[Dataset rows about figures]
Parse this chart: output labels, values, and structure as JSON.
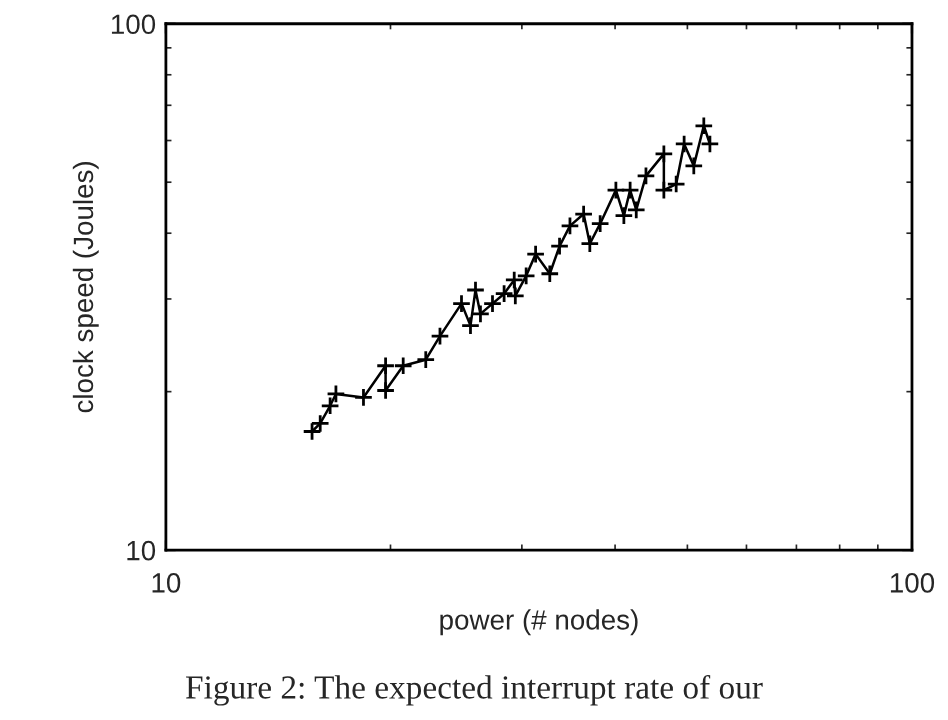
{
  "chart_data": {
    "type": "line",
    "xlabel": "power (# nodes)",
    "ylabel": "clock speed (Joules)",
    "annotations": [
      "Figure 2: The expected interrupt rate of our"
    ],
    "log": "xy",
    "xlim": [
      10,
      100
    ],
    "ylim": [
      10,
      100
    ],
    "xticks": [
      10,
      100
    ],
    "yticks": [
      10,
      100
    ],
    "marker": "cross",
    "line_style": "solid",
    "series": [
      {
        "color": "#000000",
        "x": [
          15.7,
          16.1,
          16.6,
          16.9,
          18.4,
          19.7,
          19.7,
          20.8,
          22.3,
          23.3,
          24.9,
          25.6,
          26.0,
          26.4,
          27.4,
          28.4,
          29.3,
          29.4,
          30.4,
          31.3,
          32.7,
          33.7,
          34.8,
          36.3,
          37.0,
          38.2,
          40.1,
          41.1,
          41.9,
          42.7,
          44.0,
          46.5,
          46.5,
          48.3,
          49.5,
          51.0,
          52.6,
          53.6
        ],
        "values": [
          16.8,
          17.4,
          18.8,
          19.8,
          19.5,
          22.4,
          20.1,
          22.4,
          23.0,
          25.5,
          29.4,
          26.7,
          31.2,
          28.1,
          29.4,
          30.7,
          32.6,
          30.4,
          33.2,
          36.5,
          33.5,
          37.8,
          41.3,
          43.5,
          38.2,
          41.7,
          48.3,
          43.2,
          48.3,
          44.3,
          51.4,
          56.6,
          48.3,
          49.6,
          59.1,
          53.7,
          64.0,
          59.1
        ]
      }
    ]
  }
}
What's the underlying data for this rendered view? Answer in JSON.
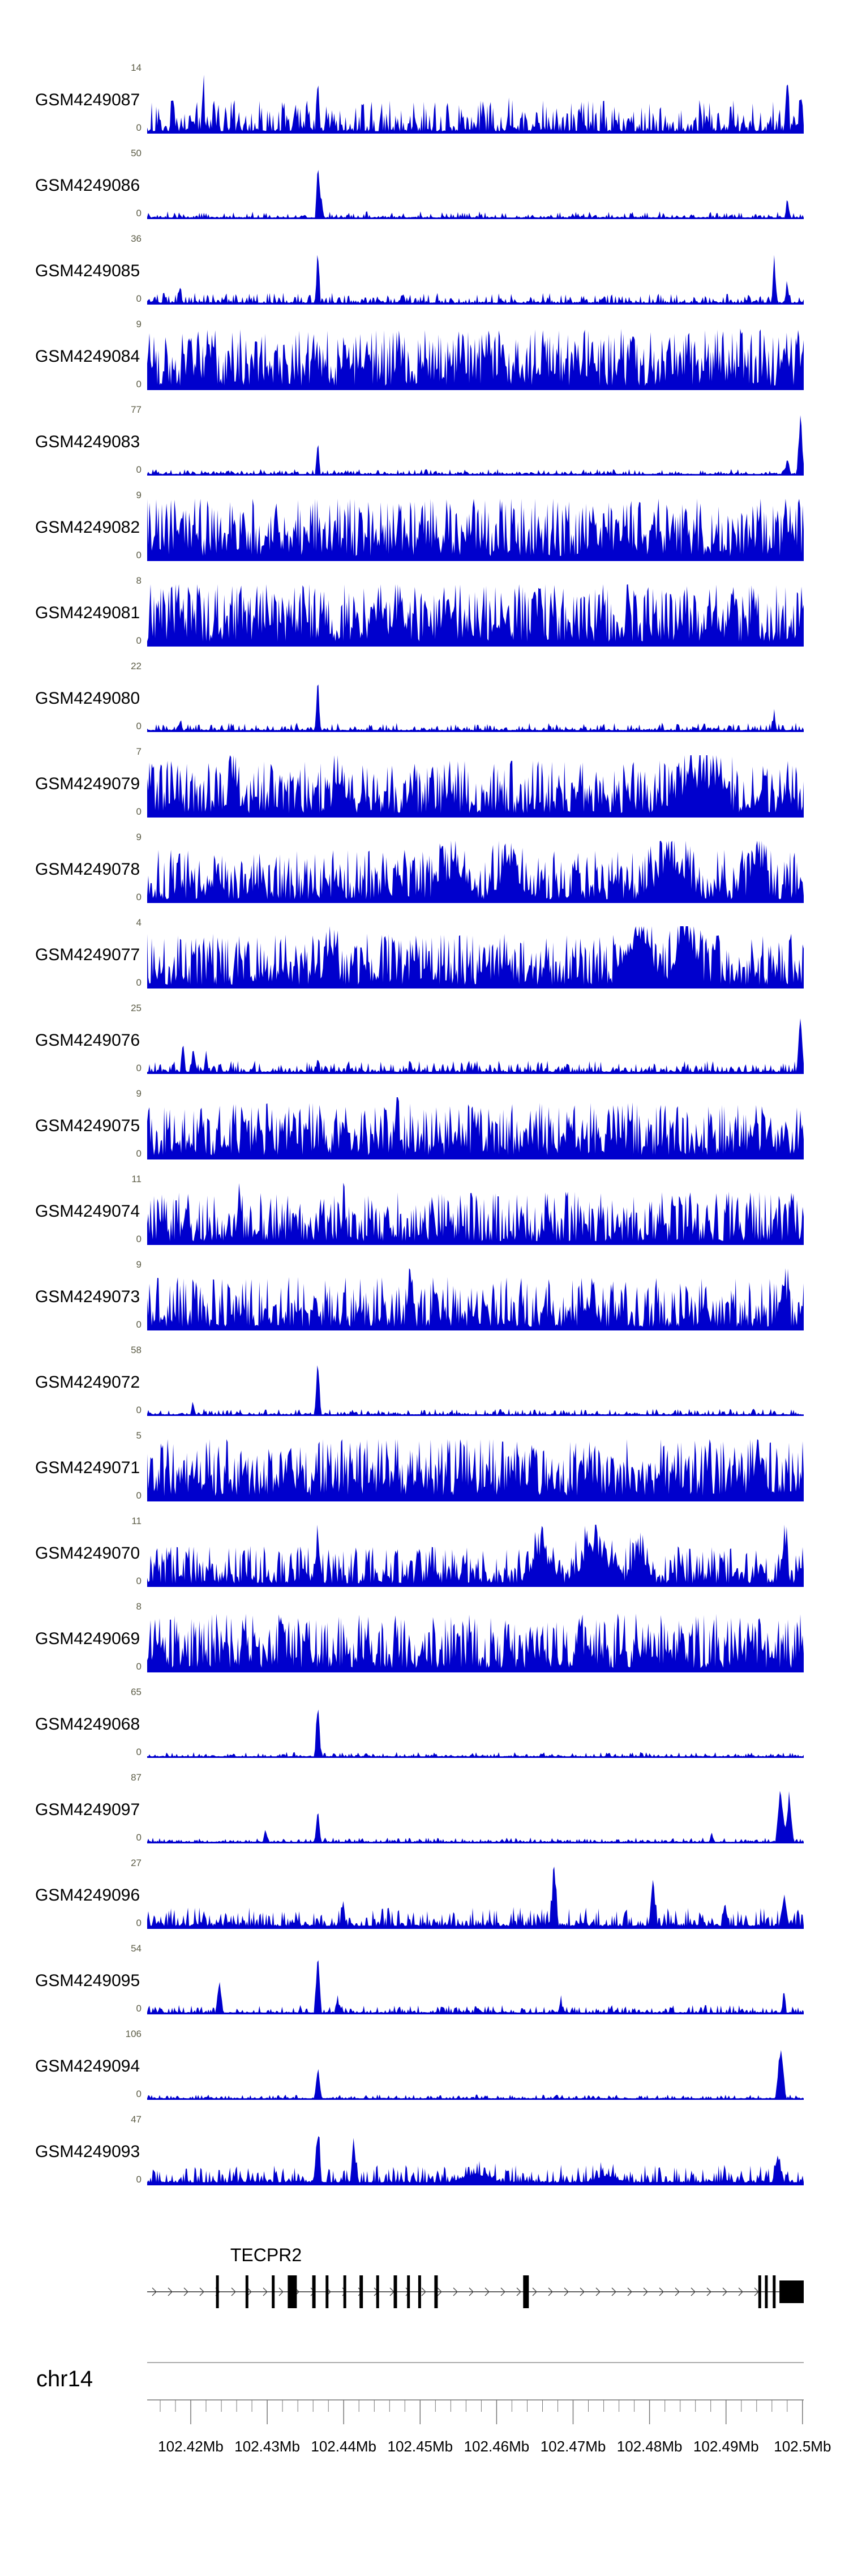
{
  "chart_data": {
    "type": "area",
    "title": "",
    "color": "#0000CD",
    "legend": "none",
    "grid": false,
    "y_axis": {
      "min_label": "0"
    },
    "x_axis": {
      "chromosome": "chr14",
      "unit": "Mb",
      "start_mb": 102.4143,
      "end_mb": 102.50016,
      "major_tick_step_mb": 0.01,
      "minor_tick_step_mb": 0.002,
      "minor_start_mb": 102.416,
      "minor_count": 43,
      "tick_labels": [
        "102.42Mb",
        "102.43Mb",
        "102.44Mb",
        "102.45Mb",
        "102.46Mb",
        "102.47Mb",
        "102.48Mb",
        "102.49Mb",
        "102.5Mb"
      ],
      "tick_values_mb": [
        102.42,
        102.43,
        102.44,
        102.45,
        102.46,
        102.47,
        102.48,
        102.49,
        102.5
      ]
    },
    "tracks": [
      {
        "label": "GSM4249087",
        "ymax": "14",
        "seed": 11,
        "base": 0.5,
        "exp": 2.4,
        "floor": 0.04,
        "peaks": [
          {
            "pos": 0.04,
            "h": 0.45
          },
          {
            "pos": 0.085,
            "h": 0.8
          },
          {
            "pos": 0.26,
            "h": 0.98
          },
          {
            "pos": 0.55,
            "h": 0.35
          },
          {
            "pos": 0.975,
            "h": 0.9
          },
          {
            "pos": 0.995,
            "h": 0.6
          }
        ]
      },
      {
        "label": "GSM4249086",
        "ymax": "50",
        "seed": 12,
        "base": 0.1,
        "exp": 4,
        "floor": 0.025,
        "peaks": [
          {
            "pos": 0.26,
            "h": 0.98
          },
          {
            "pos": 0.265,
            "h": 0.4
          },
          {
            "pos": 0.975,
            "h": 0.25
          }
        ]
      },
      {
        "label": "GSM4249085",
        "ymax": "36",
        "seed": 13,
        "base": 0.16,
        "exp": 3.2,
        "floor": 0.03,
        "peaks": [
          {
            "pos": 0.05,
            "h": 0.3
          },
          {
            "pos": 0.26,
            "h": 0.98
          },
          {
            "pos": 0.955,
            "h": 0.75
          },
          {
            "pos": 0.975,
            "h": 0.35
          }
        ]
      },
      {
        "label": "GSM4249084",
        "ymax": "9",
        "seed": 14,
        "base": 0.92,
        "exp": 1.25,
        "floor": 0.07,
        "peaks": [
          {
            "pos": 0.998,
            "h": 0.5,
            "w": 0.006
          }
        ]
      },
      {
        "label": "GSM4249083",
        "ymax": "77",
        "seed": 15,
        "base": 0.08,
        "exp": 4,
        "floor": 0.025,
        "peaks": [
          {
            "pos": 0.26,
            "h": 0.6
          },
          {
            "pos": 0.995,
            "h": 0.98,
            "w": 0.006
          },
          {
            "pos": 0.975,
            "h": 0.3
          }
        ]
      },
      {
        "label": "GSM4249082",
        "ymax": "9",
        "seed": 16,
        "base": 0.95,
        "exp": 1.2,
        "floor": 0.08,
        "peaks": []
      },
      {
        "label": "GSM4249081",
        "ymax": "8",
        "seed": 17,
        "base": 0.95,
        "exp": 1.2,
        "floor": 0.08,
        "peaks": []
      },
      {
        "label": "GSM4249080",
        "ymax": "22",
        "seed": 18,
        "base": 0.12,
        "exp": 3.6,
        "floor": 0.03,
        "peaks": [
          {
            "pos": 0.26,
            "h": 0.98
          },
          {
            "pos": 0.955,
            "h": 0.3
          },
          {
            "pos": 0.05,
            "h": 0.15
          }
        ]
      },
      {
        "label": "GSM4249079",
        "ymax": "7",
        "seed": 19,
        "base": 0.85,
        "exp": 1.4,
        "floor": 0.07,
        "peaks": [
          {
            "pos": 0.13,
            "h": 0.5,
            "w": 0.012
          },
          {
            "pos": 0.29,
            "h": 0.6,
            "w": 0.01
          },
          {
            "pos": 0.83,
            "h": 0.55,
            "w": 0.03
          },
          {
            "pos": 0.87,
            "h": 0.5,
            "w": 0.025
          }
        ]
      },
      {
        "label": "GSM4249078",
        "ymax": "9",
        "seed": 20,
        "base": 0.8,
        "exp": 1.5,
        "floor": 0.06,
        "peaks": [
          {
            "pos": 0.47,
            "h": 0.5,
            "w": 0.035
          },
          {
            "pos": 0.55,
            "h": 0.45,
            "w": 0.03
          },
          {
            "pos": 0.8,
            "h": 0.6,
            "w": 0.04
          },
          {
            "pos": 0.93,
            "h": 0.7,
            "w": 0.015
          }
        ]
      },
      {
        "label": "GSM4249077",
        "ymax": "4",
        "seed": 21,
        "base": 0.82,
        "exp": 1.4,
        "floor": 0.06,
        "peaks": [
          {
            "pos": 0.28,
            "h": 0.6,
            "w": 0.012
          },
          {
            "pos": 0.75,
            "h": 0.9,
            "w": 0.035
          },
          {
            "pos": 0.82,
            "h": 0.8,
            "w": 0.03
          }
        ]
      },
      {
        "label": "GSM4249076",
        "ymax": "25",
        "seed": 22,
        "base": 0.18,
        "exp": 3.4,
        "floor": 0.035,
        "peaks": [
          {
            "pos": 0.055,
            "h": 0.5
          },
          {
            "pos": 0.07,
            "h": 0.45
          },
          {
            "pos": 0.09,
            "h": 0.35
          },
          {
            "pos": 0.26,
            "h": 0.25
          },
          {
            "pos": 0.995,
            "h": 0.9,
            "w": 0.006
          }
        ]
      },
      {
        "label": "GSM4249075",
        "ymax": "9",
        "seed": 23,
        "base": 0.85,
        "exp": 1.4,
        "floor": 0.07,
        "peaks": [
          {
            "pos": 0.38,
            "h": 0.6,
            "w": 0.008
          }
        ]
      },
      {
        "label": "GSM4249074",
        "ymax": "11",
        "seed": 24,
        "base": 0.8,
        "exp": 1.5,
        "floor": 0.06,
        "peaks": [
          {
            "pos": 0.14,
            "h": 0.8,
            "w": 0.006
          },
          {
            "pos": 0.3,
            "h": 0.6,
            "w": 0.006
          }
        ]
      },
      {
        "label": "GSM4249073",
        "ymax": "9",
        "seed": 25,
        "base": 0.8,
        "exp": 1.5,
        "floor": 0.06,
        "peaks": [
          {
            "pos": 0.4,
            "h": 0.8,
            "w": 0.006
          },
          {
            "pos": 0.97,
            "h": 0.7,
            "w": 0.008
          }
        ]
      },
      {
        "label": "GSM4249072",
        "ymax": "58",
        "seed": 26,
        "base": 0.09,
        "exp": 4,
        "floor": 0.025,
        "peaks": [
          {
            "pos": 0.07,
            "h": 0.18
          },
          {
            "pos": 0.26,
            "h": 0.98,
            "w": 0.005
          }
        ]
      },
      {
        "label": "GSM4249071",
        "ymax": "5",
        "seed": 27,
        "base": 0.95,
        "exp": 1.15,
        "floor": 0.09,
        "peaks": []
      },
      {
        "label": "GSM4249070",
        "ymax": "11",
        "seed": 28,
        "base": 0.6,
        "exp": 1.7,
        "floor": 0.06,
        "peaks": [
          {
            "pos": 0.26,
            "h": 0.85,
            "w": 0.006
          },
          {
            "pos": 0.6,
            "h": 0.5,
            "w": 0.03
          },
          {
            "pos": 0.68,
            "h": 0.6,
            "w": 0.035
          },
          {
            "pos": 0.75,
            "h": 0.45,
            "w": 0.025
          },
          {
            "pos": 0.97,
            "h": 0.6,
            "w": 0.01
          }
        ]
      },
      {
        "label": "GSM4249069",
        "ymax": "8",
        "seed": 29,
        "base": 0.88,
        "exp": 1.35,
        "floor": 0.07,
        "peaks": []
      },
      {
        "label": "GSM4249068",
        "ymax": "65",
        "seed": 30,
        "base": 0.07,
        "exp": 4.2,
        "floor": 0.025,
        "peaks": [
          {
            "pos": 0.26,
            "h": 0.98,
            "w": 0.005
          }
        ]
      },
      {
        "label": "GSM4249097",
        "ymax": "87",
        "seed": 31,
        "base": 0.07,
        "exp": 4,
        "floor": 0.025,
        "peaks": [
          {
            "pos": 0.18,
            "h": 0.22
          },
          {
            "pos": 0.26,
            "h": 0.6,
            "w": 0.005
          },
          {
            "pos": 0.86,
            "h": 0.15
          },
          {
            "pos": 0.965,
            "h": 0.98,
            "w": 0.008
          },
          {
            "pos": 0.978,
            "h": 0.85,
            "w": 0.007
          }
        ]
      },
      {
        "label": "GSM4249096",
        "ymax": "27",
        "seed": 32,
        "base": 0.3,
        "exp": 2.8,
        "floor": 0.05,
        "peaks": [
          {
            "pos": 0.3,
            "h": 0.2
          },
          {
            "pos": 0.62,
            "h": 0.95,
            "w": 0.006
          },
          {
            "pos": 0.77,
            "h": 0.85,
            "w": 0.006
          },
          {
            "pos": 0.88,
            "h": 0.4,
            "w": 0.006
          },
          {
            "pos": 0.97,
            "h": 0.45,
            "w": 0.008
          }
        ]
      },
      {
        "label": "GSM4249095",
        "ymax": "54",
        "seed": 33,
        "base": 0.12,
        "exp": 3.6,
        "floor": 0.03,
        "peaks": [
          {
            "pos": 0.11,
            "h": 0.55,
            "w": 0.006
          },
          {
            "pos": 0.26,
            "h": 0.95,
            "w": 0.006
          },
          {
            "pos": 0.29,
            "h": 0.3
          },
          {
            "pos": 0.63,
            "h": 0.25
          },
          {
            "pos": 0.97,
            "h": 0.3
          }
        ]
      },
      {
        "label": "GSM4249094",
        "ymax": "106",
        "seed": 34,
        "base": 0.06,
        "exp": 4.5,
        "floor": 0.025,
        "peaks": [
          {
            "pos": 0.26,
            "h": 0.6,
            "w": 0.005
          },
          {
            "pos": 0.965,
            "h": 0.98,
            "w": 0.008
          }
        ]
      },
      {
        "label": "GSM4249093",
        "ymax": "47",
        "seed": 35,
        "base": 0.28,
        "exp": 3,
        "floor": 0.05,
        "peaks": [
          {
            "pos": 0.26,
            "h": 0.95,
            "w": 0.006
          },
          {
            "pos": 0.315,
            "h": 0.65,
            "w": 0.006
          },
          {
            "pos": 0.5,
            "h": 0.15,
            "w": 0.04
          },
          {
            "pos": 0.7,
            "h": 0.12,
            "w": 0.03
          },
          {
            "pos": 0.96,
            "h": 0.45,
            "w": 0.008
          }
        ]
      }
    ],
    "gene_track": {
      "gene": "TECPR2",
      "strand": "+",
      "label_pos": 0.181,
      "exon_h": 58,
      "exons": [
        {
          "pos": 0.107,
          "w": 5
        },
        {
          "pos": 0.152,
          "w": 5
        },
        {
          "pos": 0.192,
          "w": 5
        },
        {
          "pos": 0.221,
          "w": 16
        },
        {
          "pos": 0.254,
          "w": 6
        },
        {
          "pos": 0.274,
          "w": 5
        },
        {
          "pos": 0.301,
          "w": 5
        },
        {
          "pos": 0.326,
          "w": 6
        },
        {
          "pos": 0.351,
          "w": 5
        },
        {
          "pos": 0.378,
          "w": 6
        },
        {
          "pos": 0.398,
          "w": 5
        },
        {
          "pos": 0.415,
          "w": 5
        },
        {
          "pos": 0.44,
          "w": 6
        },
        {
          "pos": 0.577,
          "w": 10
        },
        {
          "pos": 0.933,
          "w": 5
        },
        {
          "pos": 0.943,
          "w": 5
        },
        {
          "pos": 0.955,
          "w": 5
        }
      ],
      "terminal_box": {
        "start": 0.963,
        "end": 1.0,
        "h": 40
      }
    }
  }
}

> EXERCISE DESCRIPTION:
Count how many lines in the data contain the word "this", giving the number without comment.

> FINISHED ANSWER:
2